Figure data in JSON
— begin —

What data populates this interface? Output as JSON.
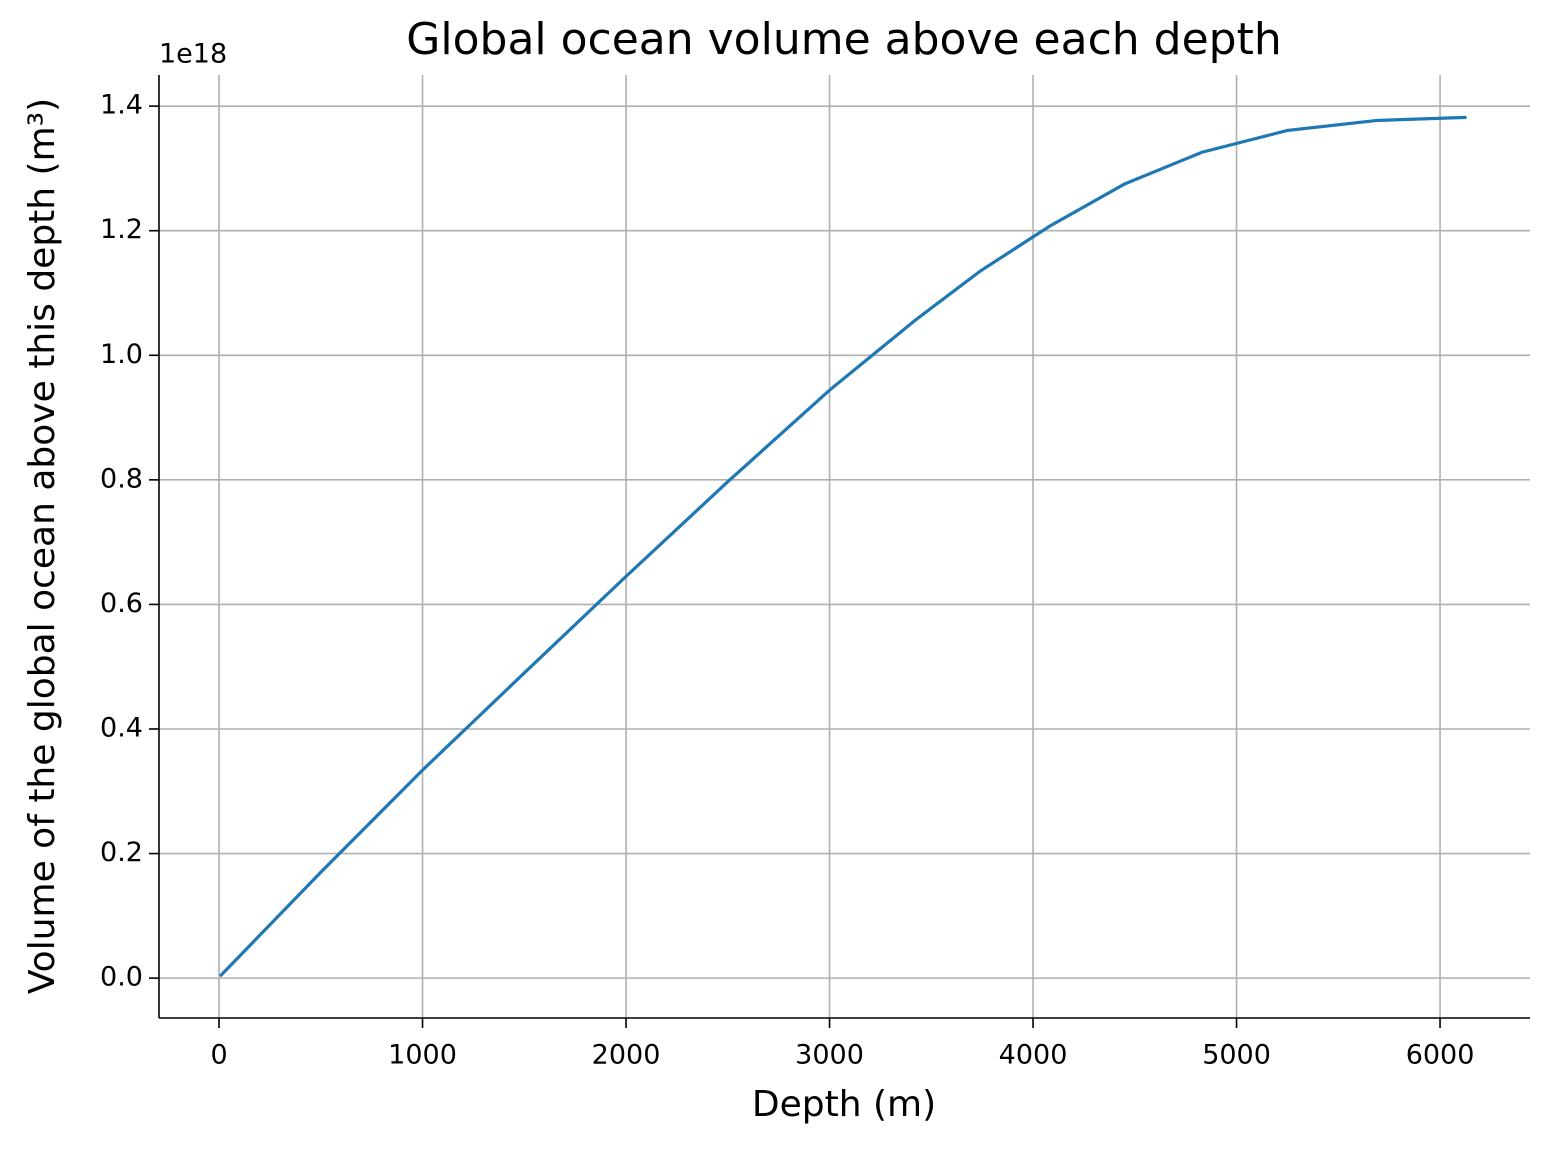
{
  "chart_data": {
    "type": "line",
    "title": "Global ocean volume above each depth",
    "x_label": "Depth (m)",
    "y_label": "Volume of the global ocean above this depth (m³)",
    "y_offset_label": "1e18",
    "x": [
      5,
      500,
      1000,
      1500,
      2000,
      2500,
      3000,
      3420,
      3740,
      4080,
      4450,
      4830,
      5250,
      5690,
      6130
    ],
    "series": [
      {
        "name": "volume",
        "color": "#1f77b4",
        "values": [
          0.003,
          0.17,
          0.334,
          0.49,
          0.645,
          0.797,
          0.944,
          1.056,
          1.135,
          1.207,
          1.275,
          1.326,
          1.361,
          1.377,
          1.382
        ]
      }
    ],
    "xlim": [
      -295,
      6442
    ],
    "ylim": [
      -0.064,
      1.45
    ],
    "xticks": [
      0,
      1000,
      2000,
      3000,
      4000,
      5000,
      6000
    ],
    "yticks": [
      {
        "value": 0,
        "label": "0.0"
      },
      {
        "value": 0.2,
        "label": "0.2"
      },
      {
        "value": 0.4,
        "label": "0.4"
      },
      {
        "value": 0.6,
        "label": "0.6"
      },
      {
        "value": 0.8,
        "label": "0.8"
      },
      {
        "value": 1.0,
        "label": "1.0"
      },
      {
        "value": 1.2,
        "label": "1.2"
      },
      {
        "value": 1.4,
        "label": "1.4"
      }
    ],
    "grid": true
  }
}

— end —

**SHORT TASK**. Copy the records above exactly, omitting every picture.

**EXERCISE RESPONSE**.
What data populates this interface? Output as JSON.
{
  "chart_data": {
    "type": "line",
    "title": "Global ocean volume above each depth",
    "x_label": "Depth (m)",
    "y_label": "Volume of the global ocean above this depth (m³)",
    "y_offset_label": "1e18",
    "x": [
      5,
      500,
      1000,
      1500,
      2000,
      2500,
      3000,
      3420,
      3740,
      4080,
      4450,
      4830,
      5250,
      5690,
      6130
    ],
    "series": [
      {
        "name": "volume",
        "color": "#1f77b4",
        "values": [
          0.003,
          0.17,
          0.334,
          0.49,
          0.645,
          0.797,
          0.944,
          1.056,
          1.135,
          1.207,
          1.275,
          1.326,
          1.361,
          1.377,
          1.382
        ]
      }
    ],
    "xlim": [
      -295,
      6442
    ],
    "ylim": [
      -0.064,
      1.45
    ],
    "xticks": [
      0,
      1000,
      2000,
      3000,
      4000,
      5000,
      6000
    ],
    "yticks": [
      {
        "value": 0,
        "label": "0.0"
      },
      {
        "value": 0.2,
        "label": "0.2"
      },
      {
        "value": 0.4,
        "label": "0.4"
      },
      {
        "value": 0.6,
        "label": "0.6"
      },
      {
        "value": 0.8,
        "label": "0.8"
      },
      {
        "value": 1.0,
        "label": "1.0"
      },
      {
        "value": 1.2,
        "label": "1.2"
      },
      {
        "value": 1.4,
        "label": "1.4"
      }
    ],
    "grid": true
  }
}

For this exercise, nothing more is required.